Exercise directions: Rewrite the entries starting at the line containing "legend-item: Not processed [568,247,676,255]" and ending at the line containing "legend-item: N/A [568,287,676,295]", replacing "Blocked" with "Quarantined" and keeping everything else unchanged.

(Element and region data)
[start]

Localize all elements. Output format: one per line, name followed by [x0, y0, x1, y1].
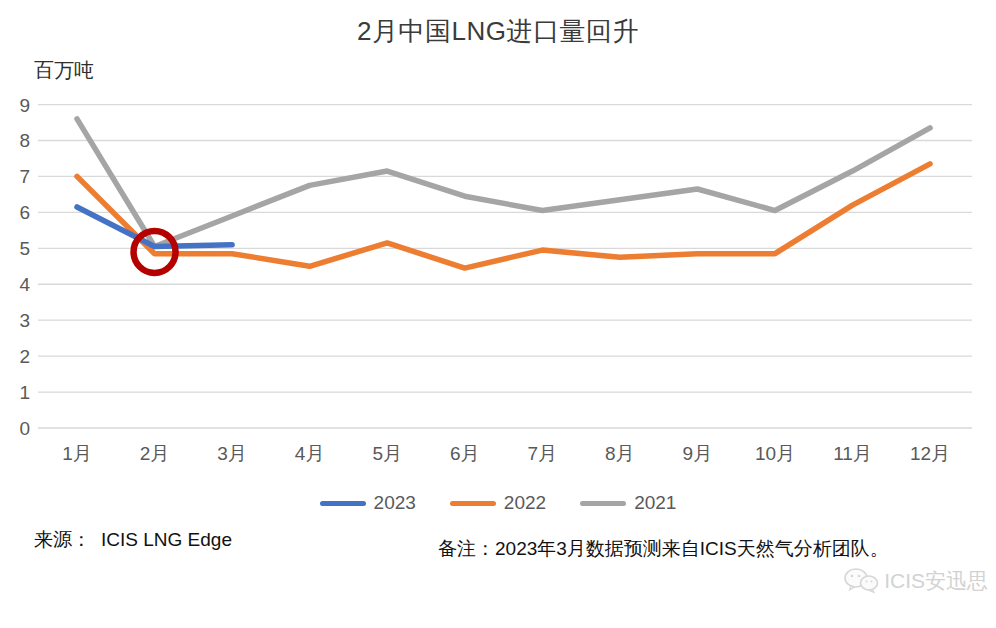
- source-line: 来源： ICIS LNG Edge: [34, 527, 232, 553]
- y-tick-label: 1: [19, 382, 30, 403]
- legend-swatch-2022: [450, 501, 496, 506]
- series-line-2021: [77, 119, 930, 247]
- x-tick-label: 3月: [217, 443, 247, 464]
- chart-page: 2月中国LNG进口量回升 百万吨 01234567891月2月3月4月5月6月7…: [0, 0, 996, 628]
- legend-swatch-2021: [580, 501, 626, 506]
- y-tick-label: 5: [19, 238, 30, 259]
- brand-watermark: ICIS安迅思: [843, 567, 988, 595]
- y-tick-label: 9: [19, 95, 30, 116]
- legend-item-2022: 2022: [450, 492, 546, 514]
- y-tick-label: 6: [19, 202, 30, 223]
- y-tick-label: 2: [19, 346, 30, 367]
- chart-legend: 2023 2022 2021: [0, 492, 996, 514]
- watermark-text: ICIS安迅思: [884, 567, 988, 595]
- source-prefix: 来源：: [34, 529, 91, 550]
- legend-label-2021: 2021: [634, 492, 676, 514]
- wechat-icon: [843, 567, 879, 595]
- x-tick-label: 12月: [910, 443, 950, 464]
- source-value: ICIS LNG Edge: [101, 529, 232, 550]
- legend-label-2023: 2023: [374, 492, 416, 514]
- y-tick-label: 4: [19, 274, 30, 295]
- x-tick-label: 6月: [450, 443, 480, 464]
- series-line-2022: [77, 164, 930, 268]
- x-tick-label: 11月: [833, 443, 872, 464]
- y-tick-label: 0: [19, 418, 30, 439]
- x-tick-label: 5月: [372, 443, 402, 464]
- note-line: 备注：2023年3月数据预测来自ICIS天然气分析团队。: [438, 536, 889, 562]
- y-tick-label: 7: [19, 166, 30, 187]
- legend-item-2023: 2023: [320, 492, 416, 514]
- x-tick-label: 2月: [140, 443, 170, 464]
- y-tick-label: 3: [19, 310, 30, 331]
- x-tick-label: 7月: [528, 443, 558, 464]
- x-tick-label: 4月: [295, 443, 325, 464]
- x-tick-label: 10月: [755, 443, 795, 464]
- legend-swatch-2023: [320, 501, 366, 506]
- x-tick-label: 8月: [605, 443, 635, 464]
- legend-label-2022: 2022: [504, 492, 546, 514]
- x-tick-label: 1月: [62, 443, 92, 464]
- x-tick-label: 9月: [683, 443, 713, 464]
- legend-item-2021: 2021: [580, 492, 676, 514]
- y-tick-label: 8: [19, 130, 30, 151]
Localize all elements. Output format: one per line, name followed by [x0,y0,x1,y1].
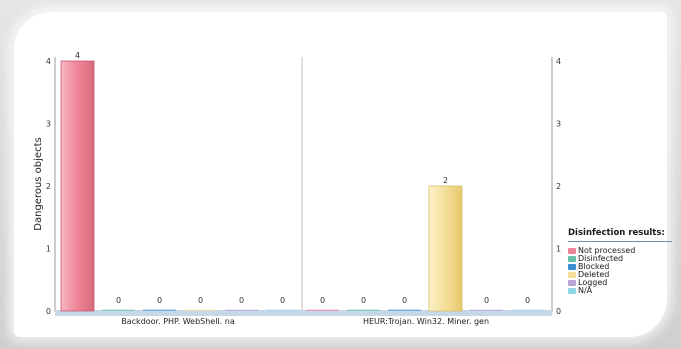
legend-item: Not processed [568,247,676,255]
legend-swatch [568,248,576,254]
bar [225,309,258,311]
legend-divider [568,241,672,242]
legend-item: Logged [568,279,676,287]
value-label: 0 [361,296,366,305]
y-ticks-left: 0 1 2 3 4 [46,57,51,316]
value-label: 0 [116,296,121,305]
legend-swatch [568,288,576,294]
bar [184,309,217,311]
category-labels: Backdoor. PHP. WebShell. na HEUR:Trojan. … [121,317,489,326]
y-tick-left: 0 [46,307,51,316]
y-tick-right: 2 [556,182,561,191]
legend-swatch [568,280,576,286]
value-label: 0 [157,296,162,305]
value-label: 0 [484,296,489,305]
legend: Disinfection results: Not processed Disin… [568,228,676,295]
y-tick-left: 4 [46,57,51,66]
y-tick-right: 1 [556,245,561,254]
legend-swatch [568,256,576,262]
value-label: 0 [402,296,407,305]
bar [143,309,176,311]
legend-swatch [568,264,576,270]
category-label: Backdoor. PHP. WebShell. na [121,317,235,326]
y-tick-right: 3 [556,120,561,129]
y-tick-right: 0 [556,307,561,316]
bar [266,309,299,311]
value-label: 0 [320,296,325,305]
y-tick-left: 1 [46,245,51,254]
legend-label: Not processed [578,246,636,255]
y-axis-label: Dangerous objects [33,137,44,230]
value-labels: 4 0 0 0 0 0 0 0 0 2 0 0 [75,51,530,305]
y-tick-left: 2 [46,182,51,191]
x-axis-band [55,310,552,316]
legend-label: Blocked [578,262,610,271]
bars [60,60,544,312]
bar [511,309,544,311]
y-tick-left: 3 [46,120,51,129]
legend-label: Deleted [578,270,610,279]
value-label: 0 [280,296,285,305]
legend-title: Disinfection results: [568,228,665,238]
legend-item: Blocked [568,263,676,271]
legend-item: Deleted [568,271,676,279]
category-label: HEUR:Trojan. Win32. Miner. gen [363,317,489,326]
value-label: 0 [198,296,203,305]
chart-card [14,12,667,337]
legend-label: N/A [578,286,593,295]
legend-item: N/A [568,287,676,295]
value-label: 2 [443,176,448,185]
value-label: 0 [239,296,244,305]
bar [306,309,339,311]
bar [102,309,135,311]
bar [60,60,95,312]
y-ticks-right: 0 1 2 3 4 [556,57,561,316]
legend-label: Disinfected [578,254,624,263]
legend-swatch [568,272,576,278]
legend-label: Logged [578,278,608,287]
bar [470,309,503,311]
bar [347,309,380,311]
value-label: 0 [525,296,530,305]
bar [428,185,463,312]
legend-item: Disinfected [568,255,676,263]
value-label: 4 [75,51,80,60]
bar [388,309,421,311]
y-tick-right: 4 [556,57,561,66]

[end]

Solution for this problem:
legend-item: Not processed [568,247,676,255]
legend-swatch [568,248,576,254]
bar [225,309,258,311]
legend-divider [568,241,672,242]
legend-item: Logged [568,279,676,287]
value-label: 0 [361,296,366,305]
y-ticks-left: 0 1 2 3 4 [46,57,51,316]
value-label: 0 [116,296,121,305]
legend-swatch [568,288,576,294]
bar [184,309,217,311]
category-labels: Backdoor. PHP. WebShell. na HEUR:Trojan. … [121,317,489,326]
y-tick-left: 0 [46,307,51,316]
y-tick-right: 2 [556,182,561,191]
legend-swatch [568,280,576,286]
value-label: 0 [157,296,162,305]
value-label: 0 [484,296,489,305]
legend: Disinfection results: Not processed Disin… [568,228,676,295]
y-tick-left: 4 [46,57,51,66]
y-tick-right: 1 [556,245,561,254]
legend-swatch [568,256,576,262]
value-label: 0 [402,296,407,305]
bar [143,309,176,311]
legend-swatch [568,264,576,270]
category-label: Backdoor. PHP. WebShell. na [121,317,235,326]
y-tick-right: 3 [556,120,561,129]
y-tick-right: 0 [556,307,561,316]
bar [266,309,299,311]
value-label: 0 [320,296,325,305]
y-tick-left: 1 [46,245,51,254]
legend-label: Not processed [578,246,636,255]
y-axis-label: Dangerous objects [33,137,44,230]
value-labels: 4 0 0 0 0 0 0 0 0 2 0 0 [75,51,530,305]
y-tick-left: 2 [46,182,51,191]
x-axis-band [55,310,552,316]
legend-label: Quarantined [578,262,610,271]
bars [60,60,544,312]
bar [511,309,544,311]
y-tick-left: 3 [46,120,51,129]
legend-label: Deleted [578,270,610,279]
value-label: 0 [280,296,285,305]
legend-title: Disinfection results: [568,228,665,238]
legend-item: Quarantined [568,263,676,271]
legend-item: Deleted [568,271,676,279]
category-label: HEUR:Trojan. Win32. Miner. gen [363,317,489,326]
value-label: 0 [198,296,203,305]
chart-card [14,12,667,337]
legend-label: N/A [578,286,593,295]
legend-item: N/A [568,287,676,295]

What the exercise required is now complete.